[Records from a data source]
-=-=-=-=-
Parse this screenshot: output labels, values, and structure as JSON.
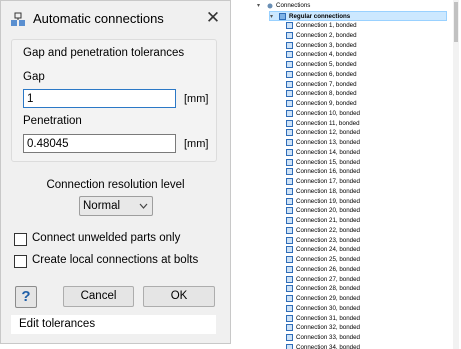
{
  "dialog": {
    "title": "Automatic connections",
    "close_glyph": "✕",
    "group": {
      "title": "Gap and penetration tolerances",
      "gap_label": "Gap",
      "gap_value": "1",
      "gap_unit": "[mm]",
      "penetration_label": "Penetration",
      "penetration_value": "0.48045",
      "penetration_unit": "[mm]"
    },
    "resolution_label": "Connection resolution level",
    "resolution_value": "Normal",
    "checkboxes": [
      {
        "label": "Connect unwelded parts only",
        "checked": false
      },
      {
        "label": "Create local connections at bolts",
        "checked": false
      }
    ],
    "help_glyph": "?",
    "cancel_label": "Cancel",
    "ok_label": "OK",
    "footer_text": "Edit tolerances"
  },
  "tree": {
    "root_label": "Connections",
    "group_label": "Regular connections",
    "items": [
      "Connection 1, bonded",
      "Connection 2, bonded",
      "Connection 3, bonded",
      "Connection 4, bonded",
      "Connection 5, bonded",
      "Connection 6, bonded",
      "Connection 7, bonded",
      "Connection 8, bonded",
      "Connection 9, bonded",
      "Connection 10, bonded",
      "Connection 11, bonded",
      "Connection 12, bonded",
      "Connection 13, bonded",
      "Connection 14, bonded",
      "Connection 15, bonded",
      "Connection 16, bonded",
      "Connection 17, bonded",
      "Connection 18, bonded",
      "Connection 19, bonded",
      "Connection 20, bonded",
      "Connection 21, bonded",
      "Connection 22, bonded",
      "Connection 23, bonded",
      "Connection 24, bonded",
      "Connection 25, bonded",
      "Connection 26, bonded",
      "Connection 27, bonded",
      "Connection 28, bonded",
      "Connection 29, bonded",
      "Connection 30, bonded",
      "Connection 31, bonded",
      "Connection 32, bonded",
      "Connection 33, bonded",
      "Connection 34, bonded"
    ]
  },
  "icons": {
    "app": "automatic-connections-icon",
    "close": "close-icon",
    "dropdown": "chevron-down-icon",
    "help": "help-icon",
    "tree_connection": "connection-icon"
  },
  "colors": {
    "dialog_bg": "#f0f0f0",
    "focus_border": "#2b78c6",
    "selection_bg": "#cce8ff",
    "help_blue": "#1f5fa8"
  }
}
-=-=-=-=-
» **GOAL OF THE EXERCISE**:
Each entry gets copied exactly; the pictures stay out.

» **FULL OUTPUT**:
Parse this screenshot: output labels, values, and structure as JSON.
{
  "dialog": {
    "title": "Automatic connections",
    "close_glyph": "✕",
    "group": {
      "title": "Gap and penetration tolerances",
      "gap_label": "Gap",
      "gap_value": "1",
      "gap_unit": "[mm]",
      "penetration_label": "Penetration",
      "penetration_value": "0.48045",
      "penetration_unit": "[mm]"
    },
    "resolution_label": "Connection resolution level",
    "resolution_value": "Normal",
    "checkboxes": [
      {
        "label": "Connect unwelded parts only",
        "checked": false
      },
      {
        "label": "Create local connections at bolts",
        "checked": false
      }
    ],
    "help_glyph": "?",
    "cancel_label": "Cancel",
    "ok_label": "OK",
    "footer_text": "Edit tolerances"
  },
  "tree": {
    "root_label": "Connections",
    "group_label": "Regular connections",
    "items": [
      "Connection 1, bonded",
      "Connection 2, bonded",
      "Connection 3, bonded",
      "Connection 4, bonded",
      "Connection 5, bonded",
      "Connection 6, bonded",
      "Connection 7, bonded",
      "Connection 8, bonded",
      "Connection 9, bonded",
      "Connection 10, bonded",
      "Connection 11, bonded",
      "Connection 12, bonded",
      "Connection 13, bonded",
      "Connection 14, bonded",
      "Connection 15, bonded",
      "Connection 16, bonded",
      "Connection 17, bonded",
      "Connection 18, bonded",
      "Connection 19, bonded",
      "Connection 20, bonded",
      "Connection 21, bonded",
      "Connection 22, bonded",
      "Connection 23, bonded",
      "Connection 24, bonded",
      "Connection 25, bonded",
      "Connection 26, bonded",
      "Connection 27, bonded",
      "Connection 28, bonded",
      "Connection 29, bonded",
      "Connection 30, bonded",
      "Connection 31, bonded",
      "Connection 32, bonded",
      "Connection 33, bonded",
      "Connection 34, bonded"
    ]
  },
  "icons": {
    "app": "automatic-connections-icon",
    "close": "close-icon",
    "dropdown": "chevron-down-icon",
    "help": "help-icon",
    "tree_connection": "connection-icon"
  },
  "colors": {
    "dialog_bg": "#f0f0f0",
    "focus_border": "#2b78c6",
    "selection_bg": "#cce8ff",
    "help_blue": "#1f5fa8"
  }
}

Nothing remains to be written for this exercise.